** begin The records **

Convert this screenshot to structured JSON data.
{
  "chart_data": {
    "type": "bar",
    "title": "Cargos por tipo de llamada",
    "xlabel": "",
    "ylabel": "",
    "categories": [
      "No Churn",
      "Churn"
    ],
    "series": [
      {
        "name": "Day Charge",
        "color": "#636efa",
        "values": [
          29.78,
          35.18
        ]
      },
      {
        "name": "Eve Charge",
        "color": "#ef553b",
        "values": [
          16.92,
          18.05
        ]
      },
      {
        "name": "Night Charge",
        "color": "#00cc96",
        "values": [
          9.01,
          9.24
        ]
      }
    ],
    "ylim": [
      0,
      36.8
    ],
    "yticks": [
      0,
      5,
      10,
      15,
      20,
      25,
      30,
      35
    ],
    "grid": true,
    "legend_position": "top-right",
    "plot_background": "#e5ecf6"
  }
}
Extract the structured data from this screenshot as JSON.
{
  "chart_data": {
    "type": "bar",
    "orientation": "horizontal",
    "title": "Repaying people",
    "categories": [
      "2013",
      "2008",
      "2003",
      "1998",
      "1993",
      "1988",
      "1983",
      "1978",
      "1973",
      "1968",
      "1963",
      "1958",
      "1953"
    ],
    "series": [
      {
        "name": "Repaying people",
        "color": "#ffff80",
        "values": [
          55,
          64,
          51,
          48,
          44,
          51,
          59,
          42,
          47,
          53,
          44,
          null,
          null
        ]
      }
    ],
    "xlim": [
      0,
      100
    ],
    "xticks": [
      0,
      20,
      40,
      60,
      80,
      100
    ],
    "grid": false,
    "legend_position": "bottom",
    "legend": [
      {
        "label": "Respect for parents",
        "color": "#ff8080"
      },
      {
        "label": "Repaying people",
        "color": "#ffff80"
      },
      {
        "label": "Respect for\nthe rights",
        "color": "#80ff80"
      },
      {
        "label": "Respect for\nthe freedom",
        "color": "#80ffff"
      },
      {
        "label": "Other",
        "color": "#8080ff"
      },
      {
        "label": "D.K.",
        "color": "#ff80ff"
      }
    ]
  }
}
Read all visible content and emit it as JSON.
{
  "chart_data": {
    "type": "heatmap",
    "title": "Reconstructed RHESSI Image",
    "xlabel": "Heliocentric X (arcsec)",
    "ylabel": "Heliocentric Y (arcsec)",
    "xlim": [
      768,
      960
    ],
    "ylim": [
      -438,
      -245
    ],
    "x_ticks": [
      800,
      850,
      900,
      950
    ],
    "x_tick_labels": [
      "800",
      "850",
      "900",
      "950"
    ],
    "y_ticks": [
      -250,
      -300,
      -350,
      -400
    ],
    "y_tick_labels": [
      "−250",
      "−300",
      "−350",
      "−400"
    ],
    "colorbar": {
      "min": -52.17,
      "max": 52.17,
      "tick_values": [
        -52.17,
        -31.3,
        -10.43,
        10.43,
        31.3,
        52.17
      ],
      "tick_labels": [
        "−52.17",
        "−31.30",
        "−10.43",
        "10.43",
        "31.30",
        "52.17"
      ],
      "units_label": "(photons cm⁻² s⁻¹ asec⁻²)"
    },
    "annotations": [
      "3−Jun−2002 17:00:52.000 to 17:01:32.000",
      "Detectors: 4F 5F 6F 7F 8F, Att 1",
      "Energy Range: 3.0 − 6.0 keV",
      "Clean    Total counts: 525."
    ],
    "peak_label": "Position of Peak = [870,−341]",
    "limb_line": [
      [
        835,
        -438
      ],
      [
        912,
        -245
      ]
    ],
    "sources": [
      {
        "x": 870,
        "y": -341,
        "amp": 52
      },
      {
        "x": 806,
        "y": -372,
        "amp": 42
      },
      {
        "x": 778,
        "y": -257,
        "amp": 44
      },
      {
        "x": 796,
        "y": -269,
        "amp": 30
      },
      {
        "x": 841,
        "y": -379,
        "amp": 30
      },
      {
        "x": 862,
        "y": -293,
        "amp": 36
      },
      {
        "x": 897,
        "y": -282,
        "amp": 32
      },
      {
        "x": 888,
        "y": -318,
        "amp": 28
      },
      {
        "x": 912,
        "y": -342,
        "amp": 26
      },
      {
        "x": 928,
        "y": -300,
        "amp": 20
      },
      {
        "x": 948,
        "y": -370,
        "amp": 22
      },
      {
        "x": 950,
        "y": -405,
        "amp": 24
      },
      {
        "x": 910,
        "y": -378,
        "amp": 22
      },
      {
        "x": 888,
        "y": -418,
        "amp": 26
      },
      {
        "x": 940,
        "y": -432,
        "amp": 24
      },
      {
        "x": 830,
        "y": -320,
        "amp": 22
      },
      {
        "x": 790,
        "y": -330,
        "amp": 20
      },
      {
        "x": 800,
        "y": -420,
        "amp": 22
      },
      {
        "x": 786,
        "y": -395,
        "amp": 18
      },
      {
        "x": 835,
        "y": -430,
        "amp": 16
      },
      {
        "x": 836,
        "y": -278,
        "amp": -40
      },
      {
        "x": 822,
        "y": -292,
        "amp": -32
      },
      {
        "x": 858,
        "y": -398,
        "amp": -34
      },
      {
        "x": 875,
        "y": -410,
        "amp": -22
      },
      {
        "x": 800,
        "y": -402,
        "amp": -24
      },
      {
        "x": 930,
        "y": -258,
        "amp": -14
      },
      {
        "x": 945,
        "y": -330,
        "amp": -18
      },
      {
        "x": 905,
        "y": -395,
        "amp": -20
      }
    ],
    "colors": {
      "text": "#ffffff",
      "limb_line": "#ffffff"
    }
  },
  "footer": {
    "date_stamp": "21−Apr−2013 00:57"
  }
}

** end The records **

◆ What to produce
Retype each record exactly, leaving nothing out.

◆ The reply
Convert this screenshot to structured JSON data.
{
  "chart_data": {
    "type": "bar",
    "title": "Cargos por tipo de llamada",
    "xlabel": "",
    "ylabel": "",
    "categories": [
      "No Churn",
      "Churn"
    ],
    "series": [
      {
        "name": "Day Charge",
        "color": "#636efa",
        "values": [
          29.78,
          35.18
        ]
      },
      {
        "name": "Eve Charge",
        "color": "#ef553b",
        "values": [
          16.92,
          18.05
        ]
      },
      {
        "name": "Night Charge",
        "color": "#00cc96",
        "values": [
          9.01,
          9.24
        ]
      }
    ],
    "ylim": [
      0,
      36.8
    ],
    "yticks": [
      0,
      5,
      10,
      15,
      20,
      25,
      30,
      35
    ],
    "grid": true,
    "legend_position": "top-right",
    "plot_background": "#e5ecf6"
  }
}
Extract the structured data from this screenshot as JSON.
{
  "chart_data": {
    "type": "bar",
    "orientation": "horizontal",
    "title": "Repaying people",
    "categories": [
      "2013",
      "2008",
      "2003",
      "1998",
      "1993",
      "1988",
      "1983",
      "1978",
      "1973",
      "1968",
      "1963",
      "1958",
      "1953"
    ],
    "series": [
      {
        "name": "Repaying people",
        "color": "#ffff80",
        "values": [
          55,
          64,
          51,
          48,
          44,
          51,
          59,
          42,
          47,
          53,
          44,
          null,
          null
        ]
      }
    ],
    "xlim": [
      0,
      100
    ],
    "xticks": [
      0,
      20,
      40,
      60,
      80,
      100
    ],
    "grid": false,
    "legend_position": "bottom",
    "legend": [
      {
        "label": "Respect for parents",
        "color": "#ff8080"
      },
      {
        "label": "Repaying people",
        "color": "#ffff80"
      },
      {
        "label": "Respect for\nthe rights",
        "color": "#80ff80"
      },
      {
        "label": "Respect for\nthe freedom",
        "color": "#80ffff"
      },
      {
        "label": "Other",
        "color": "#8080ff"
      },
      {
        "label": "D.K.",
        "color": "#ff80ff"
      }
    ]
  }
}
Read all visible content and emit it as JSON.
{
  "chart_data": {
    "type": "heatmap",
    "title": "Reconstructed RHESSI Image",
    "xlabel": "Heliocentric X (arcsec)",
    "ylabel": "Heliocentric Y (arcsec)",
    "xlim": [
      768,
      960
    ],
    "ylim": [
      -438,
      -245
    ],
    "x_ticks": [
      800,
      850,
      900,
      950
    ],
    "x_tick_labels": [
      "800",
      "850",
      "900",
      "950"
    ],
    "y_ticks": [
      -250,
      -300,
      -350,
      -400
    ],
    "y_tick_labels": [
      "−250",
      "−300",
      "−350",
      "−400"
    ],
    "colorbar": {
      "min": -52.17,
      "max": 52.17,
      "tick_values": [
        -52.17,
        -31.3,
        -10.43,
        10.43,
        31.3,
        52.17
      ],
      "tick_labels": [
        "−52.17",
        "−31.30",
        "−10.43",
        "10.43",
        "31.30",
        "52.17"
      ],
      "units_label": "(photons cm⁻² s⁻¹ asec⁻²)"
    },
    "annotations": [
      "3−Jun−2002 17:00:52.000 to 17:01:32.000",
      "Detectors: 4F 5F 6F 7F 8F, Att 1",
      "Energy Range: 3.0 − 6.0 keV",
      "Clean    Total counts: 525."
    ],
    "peak_label": "Position of Peak = [870,−341]",
    "limb_line": [
      [
        835,
        -438
      ],
      [
        912,
        -245
      ]
    ],
    "sources": [
      {
        "x": 870,
        "y": -341,
        "amp": 52
      },
      {
        "x": 806,
        "y": -372,
        "amp": 42
      },
      {
        "x": 778,
        "y": -257,
        "amp": 44
      },
      {
        "x": 796,
        "y": -269,
        "amp": 30
      },
      {
        "x": 841,
        "y": -379,
        "amp": 30
      },
      {
        "x": 862,
        "y": -293,
        "amp": 36
      },
      {
        "x": 897,
        "y": -282,
        "amp": 32
      },
      {
        "x": 888,
        "y": -318,
        "amp": 28
      },
      {
        "x": 912,
        "y": -342,
        "amp": 26
      },
      {
        "x": 928,
        "y": -300,
        "amp": 20
      },
      {
        "x": 948,
        "y": -370,
        "amp": 22
      },
      {
        "x": 950,
        "y": -405,
        "amp": 24
      },
      {
        "x": 910,
        "y": -378,
        "amp": 22
      },
      {
        "x": 888,
        "y": -418,
        "amp": 26
      },
      {
        "x": 940,
        "y": -432,
        "amp": 24
      },
      {
        "x": 830,
        "y": -320,
        "amp": 22
      },
      {
        "x": 790,
        "y": -330,
        "amp": 20
      },
      {
        "x": 800,
        "y": -420,
        "amp": 22
      },
      {
        "x": 786,
        "y": -395,
        "amp": 18
      },
      {
        "x": 835,
        "y": -430,
        "amp": 16
      },
      {
        "x": 836,
        "y": -278,
        "amp": -40
      },
      {
        "x": 822,
        "y": -292,
        "amp": -32
      },
      {
        "x": 858,
        "y": -398,
        "amp": -34
      },
      {
        "x": 875,
        "y": -410,
        "amp": -22
      },
      {
        "x": 800,
        "y": -402,
        "amp": -24
      },
      {
        "x": 930,
        "y": -258,
        "amp": -14
      },
      {
        "x": 945,
        "y": -330,
        "amp": -18
      },
      {
        "x": 905,
        "y": -395,
        "amp": -20
      }
    ],
    "colors": {
      "text": "#ffffff",
      "limb_line": "#ffffff"
    }
  },
  "footer": {
    "date_stamp": "21−Apr−2013 00:57"
  }
}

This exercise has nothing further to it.